Data records |
★ ★ ★ ★ ★
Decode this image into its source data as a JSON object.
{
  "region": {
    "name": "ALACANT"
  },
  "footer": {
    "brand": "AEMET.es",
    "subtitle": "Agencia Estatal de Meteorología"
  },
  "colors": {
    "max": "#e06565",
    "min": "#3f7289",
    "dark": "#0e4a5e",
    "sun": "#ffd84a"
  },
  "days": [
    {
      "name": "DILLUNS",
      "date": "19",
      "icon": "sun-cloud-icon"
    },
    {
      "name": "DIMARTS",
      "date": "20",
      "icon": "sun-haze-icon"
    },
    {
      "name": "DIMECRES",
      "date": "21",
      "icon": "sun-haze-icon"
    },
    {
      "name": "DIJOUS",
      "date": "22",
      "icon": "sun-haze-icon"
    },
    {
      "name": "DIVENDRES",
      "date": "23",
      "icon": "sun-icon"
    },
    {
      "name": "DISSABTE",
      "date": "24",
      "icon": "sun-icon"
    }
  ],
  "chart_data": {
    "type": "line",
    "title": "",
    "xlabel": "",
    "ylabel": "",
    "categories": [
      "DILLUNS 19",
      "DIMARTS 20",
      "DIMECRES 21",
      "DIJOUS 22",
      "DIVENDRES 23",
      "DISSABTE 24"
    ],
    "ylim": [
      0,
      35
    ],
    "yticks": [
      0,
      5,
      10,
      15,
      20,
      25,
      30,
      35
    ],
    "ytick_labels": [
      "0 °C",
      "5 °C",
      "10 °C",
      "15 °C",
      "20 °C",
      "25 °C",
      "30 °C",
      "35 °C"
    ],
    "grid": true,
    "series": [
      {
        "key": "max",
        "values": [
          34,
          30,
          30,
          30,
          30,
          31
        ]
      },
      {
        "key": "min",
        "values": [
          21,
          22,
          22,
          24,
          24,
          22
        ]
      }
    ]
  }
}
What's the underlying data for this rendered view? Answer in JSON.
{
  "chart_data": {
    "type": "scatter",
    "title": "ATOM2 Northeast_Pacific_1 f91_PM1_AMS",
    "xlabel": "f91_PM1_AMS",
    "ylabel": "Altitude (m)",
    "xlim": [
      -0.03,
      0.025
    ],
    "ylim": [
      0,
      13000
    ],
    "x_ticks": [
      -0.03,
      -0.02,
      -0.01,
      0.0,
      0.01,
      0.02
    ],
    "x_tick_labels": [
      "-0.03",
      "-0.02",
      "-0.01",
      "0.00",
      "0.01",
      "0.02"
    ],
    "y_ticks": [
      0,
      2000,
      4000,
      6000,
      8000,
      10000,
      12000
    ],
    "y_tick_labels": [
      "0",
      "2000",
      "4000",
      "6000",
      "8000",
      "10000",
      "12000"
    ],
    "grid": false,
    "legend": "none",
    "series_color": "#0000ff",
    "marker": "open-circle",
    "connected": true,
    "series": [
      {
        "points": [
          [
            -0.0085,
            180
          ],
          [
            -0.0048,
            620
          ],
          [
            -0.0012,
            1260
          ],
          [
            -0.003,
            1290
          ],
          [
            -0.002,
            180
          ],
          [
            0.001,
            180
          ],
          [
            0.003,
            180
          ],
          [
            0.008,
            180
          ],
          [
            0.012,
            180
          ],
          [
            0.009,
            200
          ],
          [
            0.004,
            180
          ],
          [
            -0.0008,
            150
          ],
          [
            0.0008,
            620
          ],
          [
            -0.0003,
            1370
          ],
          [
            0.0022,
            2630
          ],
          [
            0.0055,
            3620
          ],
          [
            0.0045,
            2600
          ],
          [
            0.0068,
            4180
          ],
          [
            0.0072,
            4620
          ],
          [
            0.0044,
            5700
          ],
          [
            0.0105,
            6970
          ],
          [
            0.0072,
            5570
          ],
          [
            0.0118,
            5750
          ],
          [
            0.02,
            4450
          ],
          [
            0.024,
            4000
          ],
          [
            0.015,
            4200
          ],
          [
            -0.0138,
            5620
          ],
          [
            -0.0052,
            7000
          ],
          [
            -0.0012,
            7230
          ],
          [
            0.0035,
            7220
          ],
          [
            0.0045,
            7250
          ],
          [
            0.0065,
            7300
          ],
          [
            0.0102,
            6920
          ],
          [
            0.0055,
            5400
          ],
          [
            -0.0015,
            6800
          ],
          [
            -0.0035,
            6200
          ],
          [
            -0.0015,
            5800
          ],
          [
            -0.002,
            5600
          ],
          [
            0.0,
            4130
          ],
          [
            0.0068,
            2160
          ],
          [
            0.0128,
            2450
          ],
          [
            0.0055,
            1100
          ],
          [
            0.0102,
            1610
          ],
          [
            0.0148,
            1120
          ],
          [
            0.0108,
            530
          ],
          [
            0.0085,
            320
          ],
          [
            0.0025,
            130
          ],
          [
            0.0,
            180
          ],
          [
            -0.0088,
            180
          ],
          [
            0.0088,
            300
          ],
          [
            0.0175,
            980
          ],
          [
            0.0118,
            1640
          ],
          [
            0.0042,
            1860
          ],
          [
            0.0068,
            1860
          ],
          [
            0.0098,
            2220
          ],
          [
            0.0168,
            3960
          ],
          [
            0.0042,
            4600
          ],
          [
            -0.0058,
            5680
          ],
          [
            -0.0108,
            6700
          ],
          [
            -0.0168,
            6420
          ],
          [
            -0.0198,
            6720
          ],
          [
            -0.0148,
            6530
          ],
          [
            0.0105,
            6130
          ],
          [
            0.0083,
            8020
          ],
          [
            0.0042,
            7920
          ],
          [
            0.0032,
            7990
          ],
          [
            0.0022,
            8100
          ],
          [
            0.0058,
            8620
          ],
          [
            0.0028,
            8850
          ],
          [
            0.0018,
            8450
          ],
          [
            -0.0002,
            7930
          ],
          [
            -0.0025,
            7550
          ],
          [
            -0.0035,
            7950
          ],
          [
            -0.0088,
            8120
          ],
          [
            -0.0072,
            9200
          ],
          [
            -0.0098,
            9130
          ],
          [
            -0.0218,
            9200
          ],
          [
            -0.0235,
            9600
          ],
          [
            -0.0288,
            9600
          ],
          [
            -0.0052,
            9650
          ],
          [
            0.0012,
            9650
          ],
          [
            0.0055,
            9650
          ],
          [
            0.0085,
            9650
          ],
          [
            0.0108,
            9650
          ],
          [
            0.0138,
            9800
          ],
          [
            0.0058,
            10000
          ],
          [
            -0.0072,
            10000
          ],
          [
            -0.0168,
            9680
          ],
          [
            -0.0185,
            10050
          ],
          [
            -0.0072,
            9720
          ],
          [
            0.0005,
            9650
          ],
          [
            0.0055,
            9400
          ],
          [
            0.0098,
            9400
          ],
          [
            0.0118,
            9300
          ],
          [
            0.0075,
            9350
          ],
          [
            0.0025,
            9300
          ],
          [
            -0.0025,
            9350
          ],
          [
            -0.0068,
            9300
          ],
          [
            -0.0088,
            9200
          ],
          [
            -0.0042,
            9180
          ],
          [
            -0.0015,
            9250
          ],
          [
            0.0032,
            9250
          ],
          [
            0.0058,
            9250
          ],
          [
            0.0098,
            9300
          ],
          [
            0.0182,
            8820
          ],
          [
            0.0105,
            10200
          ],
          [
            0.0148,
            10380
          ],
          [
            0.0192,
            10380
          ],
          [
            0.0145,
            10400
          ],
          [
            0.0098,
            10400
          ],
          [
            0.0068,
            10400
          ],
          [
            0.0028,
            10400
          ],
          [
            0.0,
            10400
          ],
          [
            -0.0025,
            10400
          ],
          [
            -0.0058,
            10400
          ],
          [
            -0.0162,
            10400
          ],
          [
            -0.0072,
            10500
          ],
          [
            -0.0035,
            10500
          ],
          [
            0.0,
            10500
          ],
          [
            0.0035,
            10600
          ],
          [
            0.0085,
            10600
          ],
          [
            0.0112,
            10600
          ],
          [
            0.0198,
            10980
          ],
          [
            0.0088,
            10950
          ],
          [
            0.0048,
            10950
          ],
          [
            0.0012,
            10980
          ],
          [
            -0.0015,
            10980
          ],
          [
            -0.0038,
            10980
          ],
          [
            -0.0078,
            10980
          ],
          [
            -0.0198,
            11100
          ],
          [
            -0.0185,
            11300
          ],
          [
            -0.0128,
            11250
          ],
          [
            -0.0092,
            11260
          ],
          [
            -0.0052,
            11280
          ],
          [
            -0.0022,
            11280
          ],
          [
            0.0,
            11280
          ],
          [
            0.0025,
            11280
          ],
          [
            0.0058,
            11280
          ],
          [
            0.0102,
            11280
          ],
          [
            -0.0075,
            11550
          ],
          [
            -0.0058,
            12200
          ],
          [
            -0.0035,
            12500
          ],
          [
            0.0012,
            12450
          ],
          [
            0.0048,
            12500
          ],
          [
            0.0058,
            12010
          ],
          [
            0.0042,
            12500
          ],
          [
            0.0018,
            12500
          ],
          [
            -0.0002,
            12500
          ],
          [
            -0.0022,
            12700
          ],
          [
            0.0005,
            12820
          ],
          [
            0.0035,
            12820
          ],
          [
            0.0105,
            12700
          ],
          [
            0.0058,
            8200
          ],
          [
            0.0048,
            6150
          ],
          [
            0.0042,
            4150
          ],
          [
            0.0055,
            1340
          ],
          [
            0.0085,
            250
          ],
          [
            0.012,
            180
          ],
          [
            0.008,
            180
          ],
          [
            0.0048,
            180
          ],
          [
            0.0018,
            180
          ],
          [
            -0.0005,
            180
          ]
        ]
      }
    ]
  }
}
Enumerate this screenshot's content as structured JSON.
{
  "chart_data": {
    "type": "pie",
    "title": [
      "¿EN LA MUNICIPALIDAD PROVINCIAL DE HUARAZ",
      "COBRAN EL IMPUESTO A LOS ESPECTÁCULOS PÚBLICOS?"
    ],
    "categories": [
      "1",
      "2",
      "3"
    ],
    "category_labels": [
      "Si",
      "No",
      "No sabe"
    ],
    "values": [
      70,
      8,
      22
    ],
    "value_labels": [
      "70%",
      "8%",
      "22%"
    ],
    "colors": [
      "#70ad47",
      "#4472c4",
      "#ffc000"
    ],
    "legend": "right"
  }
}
★ ★ ★ ★ ★
Problem requirements | Repeat word for word the lines running from the line containing "Enumerate this screenshot's" to the end of the entries above, inclusive.

Solution to this task |
Enumerate this screenshot's content as structured JSON.
{
  "chart_data": {
    "type": "pie",
    "title": [
      "¿EN LA MUNICIPALIDAD PROVINCIAL DE HUARAZ",
      "COBRAN EL IMPUESTO A LOS ESPECTÁCULOS PÚBLICOS?"
    ],
    "categories": [
      "1",
      "2",
      "3"
    ],
    "category_labels": [
      "Si",
      "No",
      "No sabe"
    ],
    "values": [
      70,
      8,
      22
    ],
    "value_labels": [
      "70%",
      "8%",
      "22%"
    ],
    "colors": [
      "#70ad47",
      "#4472c4",
      "#ffc000"
    ],
    "legend": "right"
  }
}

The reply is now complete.